*REQUIRED TASKS*.
**a)** What is the Spanish for "That is a pretty big graph or network." from the ConceptNet5 post?
**b)** Could you arrange the stretch of the records from their start through the line containing "m2-cell: 24: [378, 876, 483, 906]" as a JSON list of strings, one per line, leaving out blank lines?

*TEXT SECTION*.
# # #
I ran into Henry Lieberman (MIT) at AAAI15 conference on Artificial Intelligence/Robotics/CognitiveScience (AI/Robotics/CogSci). Below you can find some code to manipulate MIT ConceptNet5 with application to O*NET the Department of Labors database of occupations (nearly 1000) broken down into tasks and many other useful items. Just download the data sets – takes 10-15 minutes, and use the code below, or email me and I can send it to you…
See very bottom below for goal of this exercise:
print(“Congratulations! You have program access to O*NET occupations and tasks dictionaries!”)
Henry suggested that I check out MIT’s ConceptNet5 (http://conceptnet5.media.mit.edu/), which can be thought of as a large collection of facts. The facts have been collected from many sources, some more reliable than others, so rather than call them facts, we should really call them assertions that people have made about the world. A lot of the assertions are simple commonsense – for example, “an apple is a fruit.” However, to make all these assertions useful to artificial intelligence programmers and others, the assertions have been encoded in ConceptNet5 in a special computer readable format; and so one would write something like [/r/IsA, /c/en/apple, /c/en/fruit], where /r/ says what comes next is a relation, and /c/en/ says what comes next is an English concept.
So ConceptNet5 contains over 10 million assertions, and about 7 million of those assertions are in English. There are 50 relations, and 2,798,486 English concepts. As a graph, just the English part is about 3 million nodes and 7 millon edges or arcs connecting them. That is a pretty big graph or network.
Anyone who wants the latest version of ConceptNet5 can download it from here: http://conceptnet5.media.mit.edu/downloads/v5.3/
I downloaded the CSV version, and wrote a simple Python program to help me peer inside.
# # #
*DATASET RECORDS*.
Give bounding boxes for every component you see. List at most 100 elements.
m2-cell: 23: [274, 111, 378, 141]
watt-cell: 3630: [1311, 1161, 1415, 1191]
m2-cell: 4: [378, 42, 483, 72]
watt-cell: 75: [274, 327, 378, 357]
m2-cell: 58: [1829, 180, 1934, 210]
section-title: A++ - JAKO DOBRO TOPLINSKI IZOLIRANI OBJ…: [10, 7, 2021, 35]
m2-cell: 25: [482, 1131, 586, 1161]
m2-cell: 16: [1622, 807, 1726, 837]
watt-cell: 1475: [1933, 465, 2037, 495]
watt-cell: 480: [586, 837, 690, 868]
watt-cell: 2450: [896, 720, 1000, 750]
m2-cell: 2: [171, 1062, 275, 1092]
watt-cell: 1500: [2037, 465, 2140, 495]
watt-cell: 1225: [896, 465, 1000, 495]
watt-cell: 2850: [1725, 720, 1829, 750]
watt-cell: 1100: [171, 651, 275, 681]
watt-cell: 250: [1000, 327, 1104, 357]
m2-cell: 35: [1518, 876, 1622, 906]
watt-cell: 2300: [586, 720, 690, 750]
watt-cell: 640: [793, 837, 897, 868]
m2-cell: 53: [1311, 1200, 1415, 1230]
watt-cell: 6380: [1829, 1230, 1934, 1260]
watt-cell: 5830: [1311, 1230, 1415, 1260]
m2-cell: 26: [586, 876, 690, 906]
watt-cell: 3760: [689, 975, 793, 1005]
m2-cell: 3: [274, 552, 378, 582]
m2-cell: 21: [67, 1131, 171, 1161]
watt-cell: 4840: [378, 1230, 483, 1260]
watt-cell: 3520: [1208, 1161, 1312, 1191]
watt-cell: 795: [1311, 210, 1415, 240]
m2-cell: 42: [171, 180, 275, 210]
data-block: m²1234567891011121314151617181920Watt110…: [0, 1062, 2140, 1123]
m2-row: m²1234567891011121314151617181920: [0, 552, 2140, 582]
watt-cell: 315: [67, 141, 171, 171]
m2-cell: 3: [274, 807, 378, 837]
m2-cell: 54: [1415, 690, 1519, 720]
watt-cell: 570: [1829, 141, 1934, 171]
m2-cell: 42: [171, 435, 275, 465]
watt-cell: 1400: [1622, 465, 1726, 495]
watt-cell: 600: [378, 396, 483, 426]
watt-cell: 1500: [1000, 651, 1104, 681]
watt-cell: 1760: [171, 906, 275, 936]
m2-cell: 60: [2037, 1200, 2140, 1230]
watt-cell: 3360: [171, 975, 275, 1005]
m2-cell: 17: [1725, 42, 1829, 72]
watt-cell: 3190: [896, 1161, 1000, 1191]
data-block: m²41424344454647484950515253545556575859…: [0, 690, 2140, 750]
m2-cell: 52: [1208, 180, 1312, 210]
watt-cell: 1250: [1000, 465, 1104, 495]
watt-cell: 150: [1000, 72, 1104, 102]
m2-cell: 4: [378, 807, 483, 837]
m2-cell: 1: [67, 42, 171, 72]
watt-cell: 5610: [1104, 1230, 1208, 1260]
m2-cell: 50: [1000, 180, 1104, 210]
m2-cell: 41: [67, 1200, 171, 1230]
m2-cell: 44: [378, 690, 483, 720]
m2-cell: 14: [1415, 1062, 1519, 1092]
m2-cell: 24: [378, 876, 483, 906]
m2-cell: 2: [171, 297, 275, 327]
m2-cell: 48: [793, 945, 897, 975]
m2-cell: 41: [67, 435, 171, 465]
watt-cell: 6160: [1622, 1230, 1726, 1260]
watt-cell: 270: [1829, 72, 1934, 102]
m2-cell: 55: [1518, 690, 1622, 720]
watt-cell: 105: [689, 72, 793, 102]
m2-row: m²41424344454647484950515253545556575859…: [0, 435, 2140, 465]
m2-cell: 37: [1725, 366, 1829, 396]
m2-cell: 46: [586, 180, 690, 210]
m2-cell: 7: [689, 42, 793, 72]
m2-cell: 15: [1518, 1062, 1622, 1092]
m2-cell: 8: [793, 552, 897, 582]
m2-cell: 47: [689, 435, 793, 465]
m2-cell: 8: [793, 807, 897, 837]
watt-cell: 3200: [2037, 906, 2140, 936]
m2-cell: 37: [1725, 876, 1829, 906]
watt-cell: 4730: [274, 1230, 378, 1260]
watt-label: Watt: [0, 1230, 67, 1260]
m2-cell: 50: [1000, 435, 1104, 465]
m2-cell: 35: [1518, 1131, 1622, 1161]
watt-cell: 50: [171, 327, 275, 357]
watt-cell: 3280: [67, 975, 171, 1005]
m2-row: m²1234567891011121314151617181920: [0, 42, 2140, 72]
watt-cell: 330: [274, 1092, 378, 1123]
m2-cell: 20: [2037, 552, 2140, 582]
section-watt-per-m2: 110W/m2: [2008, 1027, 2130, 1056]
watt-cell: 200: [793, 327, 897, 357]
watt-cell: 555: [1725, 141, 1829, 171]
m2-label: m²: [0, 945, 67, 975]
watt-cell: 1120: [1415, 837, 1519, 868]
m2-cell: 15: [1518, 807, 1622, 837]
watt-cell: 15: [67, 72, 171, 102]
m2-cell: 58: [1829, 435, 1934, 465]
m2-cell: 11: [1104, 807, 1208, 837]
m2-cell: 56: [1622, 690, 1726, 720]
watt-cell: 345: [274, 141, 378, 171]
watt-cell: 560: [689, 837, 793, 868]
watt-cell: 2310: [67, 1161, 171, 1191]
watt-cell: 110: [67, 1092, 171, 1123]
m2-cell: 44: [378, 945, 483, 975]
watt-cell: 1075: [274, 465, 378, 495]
# # #
*EXPECTED RESULTS*.
**a)** Es un grafo o una red bastante grande.

**b)**
[
  "Give bounding boxes for every component you see. List at most 100 elements.",
  "m2-cell: 23: [274, 111, 378, 141]",
  "watt-cell: 3630: [1311, 1161, 1415, 1191]",
  "m2-cell: 4: [378, 42, 483, 72]",
  "watt-cell: 75: [274, 327, 378, 357]",
  "m2-cell: 58: [1829, 180, 1934, 210]",
  "section-title: A++ - JAKO DOBRO TOPLINSKI IZOLIRANI OBJ…: [10, 7, 2021, 35]",
  "m2-cell: 25: [482, 1131, 586, 1161]",
  "m2-cell: 16: [1622, 807, 1726, 837]",
  "watt-cell: 1475: [1933, 465, 2037, 495]",
  "watt-cell: 480: [586, 837, 690, 868]",
  "watt-cell: 2450: [896, 720, 1000, 750]",
  "m2-cell: 2: [171, 1062, 275, 1092]",
  "watt-cell: 1500: [2037, 465, 2140, 495]",
  "watt-cell: 1225: [896, 465, 1000, 495]",
  "watt-cell: 2850: [1725, 720, 1829, 750]",
  "watt-cell: 1100: [171, 651, 275, 681]",
  "watt-cell: 250: [1000, 327, 1104, 357]",
  "m2-cell: 35: [1518, 876, 1622, 906]",
  "watt-cell: 2300: [586, 720, 690, 750]",
  "watt-cell: 640: [793, 837, 897, 868]",
  "m2-cell: 53: [1311, 1200, 1415, 1230]",
  "watt-cell: 6380: [1829, 1230, 1934, 1260]",
  "watt-cell: 5830: [1311, 1230, 1415, 1260]",
  "m2-cell: 26: [586, 876, 690, 906]",
  "watt-cell: 3760: [689, 975, 793, 1005]",
  "m2-cell: 3: [274, 552, 378, 582]",
  "m2-cell: 21: [67, 1131, 171, 1161]",
  "watt-cell: 4840: [378, 1230, 483, 1260]",
  "watt-cell: 3520: [1208, 1161, 1312, 1191]",
  "watt-cell: 795: [1311, 210, 1415, 240]",
  "m2-cell: 42: [171, 180, 275, 210]",
  "data-block: m²1234567891011121314151617181920Watt110…: [0, 1062, 2140, 1123]",
  "m2-row: m²1234567891011121314151617181920: [0, 552, 2140, 582]",
  "watt-cell: 315: [67, 141, 171, 171]",
  "m2-cell: 3: [274, 807, 378, 837]",
  "m2-cell: 54: [1415, 690, 1519, 720]",
  "watt-cell: 570: [1829, 141, 1934, 171]",
  "m2-cell: 42: [171, 435, 275, 465]",
  "watt-cell: 1400: [1622, 465, 1726, 495]",
  "watt-cell: 600: [378, 396, 483, 426]",
  "watt-cell: 1500: [1000, 651, 1104, 681]",
  "watt-cell: 1760: [171, 906, 275, 936]",
  "m2-cell: 60: [2037, 1200, 2140, 1230]",
  "watt-cell: 3360: [171, 975, 275, 1005]",
  "m2-cell: 17: [1725, 42, 1829, 72]",
  "watt-cell: 3190: [896, 1161, 1000, 1191]",
  "data-block: m²41424344454647484950515253545556575859…: [0, 690, 2140, 750]",
  "m2-cell: 52: [1208, 180, 1312, 210]",
  "watt-cell: 1250: [1000, 465, 1104, 495]",
  "watt-cell: 150: [1000, 72, 1104, 102]",
  "m2-cell: 4: [378, 807, 483, 837]",
  "m2-cell: 1: [67, 42, 171, 72]",
  "watt-cell: 5610: [1104, 1230, 1208, 1260]",
  "m2-cell: 50: [1000, 180, 1104, 210]",
  "m2-cell: 41: [67, 1200, 171, 1230]",
  "m2-cell: 44: [378, 690, 483, 720]",
  "m2-cell: 14: [1415, 1062, 1519, 1092]",
  "m2-cell: 24: [378, 876, 483, 906]"
]